■ Kaynak Belge ■
········

Bununla birlikte, görevden uzaklaştırılan memurların durumu mezkur Kanunun 141'inci maddesinin ilk halinde; "Görevden uzaklaştırılan Devlet memurlarının bu süre içinde her türlü hak ve yükümlülükleri devam eder." düzenlemesi yapılmış, gerekçesinde; "Bu madde Anayasanın 30 ncu maddesinin son fıkrasının kabul ettiği yepyeni bir sosyal düşüncenin ifadesidir. Memurun görevinden uzaklaştırılmakla, kesin olarak Devlet memurluğundan çıkartacağı veya Devlet memurluğuna engel olabilecek bir hüküm giyeceği belli değildir. Bir taraftan hizmetin selâmeti için memuru görevinden uzaklaştırmak lüzumu kabul edilirken, öte yandan şüpheli bir sonuç için aylığını tamamen veya kısmen keserek onu ve geçindirmeye mecbur olduğu ailesi fertlerini sefarete bırakmak uygun görülmemiş, memurun her türlü hak ve yükümlülükleri devam ettirilmiştir. Memurun görevinden uzakta kaldığı süre ne kadar uzun olursa olsun bu haklar devam edecek, hattâ yetkili mahkemelerce tutuklanmasına karar verilse bile tutuklu kaldıkları sürece yine haklarını kaybetmiyeceklerdir." ifadesi yer almıştır.

········

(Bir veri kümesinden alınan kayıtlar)
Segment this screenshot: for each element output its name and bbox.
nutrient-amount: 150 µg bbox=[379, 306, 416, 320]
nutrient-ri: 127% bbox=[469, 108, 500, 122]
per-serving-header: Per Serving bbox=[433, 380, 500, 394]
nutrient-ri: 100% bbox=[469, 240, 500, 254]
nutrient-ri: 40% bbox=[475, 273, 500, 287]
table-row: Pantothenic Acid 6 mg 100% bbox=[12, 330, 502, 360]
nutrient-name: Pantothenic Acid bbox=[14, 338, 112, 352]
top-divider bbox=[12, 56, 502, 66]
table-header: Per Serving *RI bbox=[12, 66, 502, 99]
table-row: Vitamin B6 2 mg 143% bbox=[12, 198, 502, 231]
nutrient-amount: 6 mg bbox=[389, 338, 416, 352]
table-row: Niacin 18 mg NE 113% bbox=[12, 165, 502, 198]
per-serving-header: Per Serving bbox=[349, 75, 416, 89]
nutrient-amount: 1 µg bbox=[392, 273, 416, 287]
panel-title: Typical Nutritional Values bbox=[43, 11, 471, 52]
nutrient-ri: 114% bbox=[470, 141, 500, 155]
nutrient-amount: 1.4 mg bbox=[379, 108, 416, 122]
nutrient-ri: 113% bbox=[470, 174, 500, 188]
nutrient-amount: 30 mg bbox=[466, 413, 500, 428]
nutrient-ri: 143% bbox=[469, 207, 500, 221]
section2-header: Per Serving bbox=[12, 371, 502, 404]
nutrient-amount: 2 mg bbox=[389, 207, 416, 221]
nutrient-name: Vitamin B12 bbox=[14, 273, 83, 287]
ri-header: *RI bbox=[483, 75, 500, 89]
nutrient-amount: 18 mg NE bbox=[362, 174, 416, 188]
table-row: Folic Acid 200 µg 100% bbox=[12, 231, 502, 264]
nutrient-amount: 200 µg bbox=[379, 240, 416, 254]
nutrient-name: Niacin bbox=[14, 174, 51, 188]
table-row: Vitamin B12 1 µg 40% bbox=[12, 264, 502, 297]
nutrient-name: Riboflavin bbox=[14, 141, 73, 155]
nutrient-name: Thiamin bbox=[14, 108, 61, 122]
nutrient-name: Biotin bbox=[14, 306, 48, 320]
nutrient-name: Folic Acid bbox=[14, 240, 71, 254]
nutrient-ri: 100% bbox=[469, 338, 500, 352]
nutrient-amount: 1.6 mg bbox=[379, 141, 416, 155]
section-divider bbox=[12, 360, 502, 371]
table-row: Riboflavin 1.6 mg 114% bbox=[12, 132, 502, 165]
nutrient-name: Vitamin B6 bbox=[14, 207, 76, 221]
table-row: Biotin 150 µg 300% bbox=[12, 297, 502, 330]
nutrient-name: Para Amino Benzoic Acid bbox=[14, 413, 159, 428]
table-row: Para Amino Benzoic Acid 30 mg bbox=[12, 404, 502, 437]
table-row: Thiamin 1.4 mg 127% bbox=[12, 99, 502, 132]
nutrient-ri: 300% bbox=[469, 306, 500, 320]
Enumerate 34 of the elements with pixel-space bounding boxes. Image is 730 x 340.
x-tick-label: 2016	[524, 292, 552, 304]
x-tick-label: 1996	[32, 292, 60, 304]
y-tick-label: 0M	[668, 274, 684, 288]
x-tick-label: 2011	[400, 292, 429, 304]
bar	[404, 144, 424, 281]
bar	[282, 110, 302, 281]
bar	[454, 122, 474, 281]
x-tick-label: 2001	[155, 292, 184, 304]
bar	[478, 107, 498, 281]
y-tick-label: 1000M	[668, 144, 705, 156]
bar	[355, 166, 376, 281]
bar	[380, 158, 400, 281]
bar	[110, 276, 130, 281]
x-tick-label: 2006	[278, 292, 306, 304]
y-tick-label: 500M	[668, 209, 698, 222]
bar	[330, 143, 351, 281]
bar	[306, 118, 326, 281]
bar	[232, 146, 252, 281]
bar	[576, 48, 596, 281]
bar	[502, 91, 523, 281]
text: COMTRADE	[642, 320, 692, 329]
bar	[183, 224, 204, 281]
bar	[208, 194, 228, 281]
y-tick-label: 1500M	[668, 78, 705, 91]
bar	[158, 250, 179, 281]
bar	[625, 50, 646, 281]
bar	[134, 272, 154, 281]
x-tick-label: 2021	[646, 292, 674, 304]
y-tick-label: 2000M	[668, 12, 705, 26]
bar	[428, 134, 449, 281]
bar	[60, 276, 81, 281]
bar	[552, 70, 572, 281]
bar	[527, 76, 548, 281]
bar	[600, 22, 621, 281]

········

■ Çözülecek Sorun ■
Kaynak belgedeki gerekçeye göre bu madde, Anayasanın hangi hükmünün kabul ettiği sosyal düşüncenin ifadesidir? Kayıtların metinle hiçbir ilgisi yoktur.

■ Doğru Yanıt ■
Anayasanın 30 ncu maddesinin son fıkrasının.